(PASSAGE TO READ)
▼

It is not yet fixed, I'm working on it (sorry, for not mentioning this). Presumably it will be fixed in JChem 5.2.2. The version I use also generates two products sets, I attached the image of the second one.












bobgr wrote:










I suggest that you make an option for the user to turn off this automatic correction.  I agree that it should be on by default, but there are some reactions that are so rigidly stereospecific that they would rather generate no product at all than a low-energy diastereomer of a high-energy "expected" product.
 



Thanks for the suggestion, we will discuss it.


Zsolt

User 870ab5b546

05-02-2010 15:03:06

Hi, has this bug been fixed?  What about the option to return no product rather than one with a stereochemical "correction"?

ChemAxon e08c317633

11-02-2010 12:51:06










bobgr wrote:

Hi, has this bug been fixed?  What about the option to return no product rather than one with a stereochemical "correction"?



Yes, it has been fixed. 5.3.0.2 version generates only one product:


$ react -r r2.mrv "CC[C@]1(C)O[C@@H]1C"
CC\C(C)=C\C


Optionally turning off any automatic correction is a reasonable thing to do. We will implement also this (presumably in JChem 5.4).


Zsolt

▲

(INFORMATION SUPPLIED)
▼

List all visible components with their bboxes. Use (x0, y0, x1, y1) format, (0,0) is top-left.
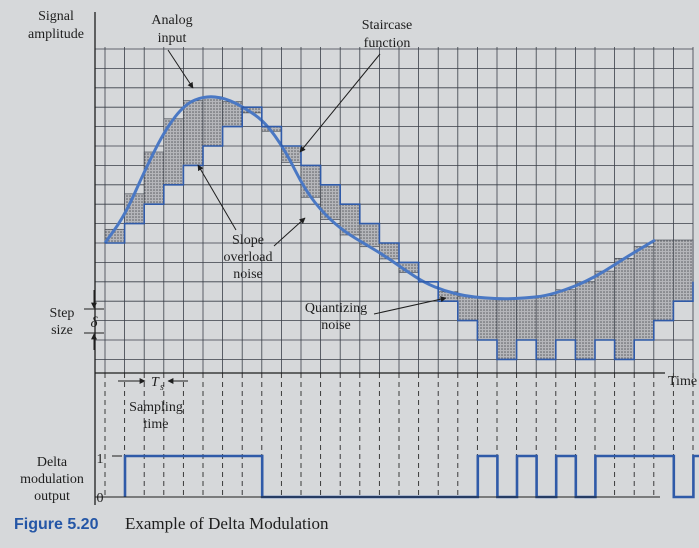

▲

(REQUIRED WORK) Write out the stretch of the JChem forum thread from "It is not yet" through "the second one.", word for word.

(WRITTEN ANSWER)
It is not yet fixed, I'm working on it (sorry, for not mentioning this). Presumably it will be fixed in JChem 5.2.2. The version I use also generates two products sets, I attached the image of the second one.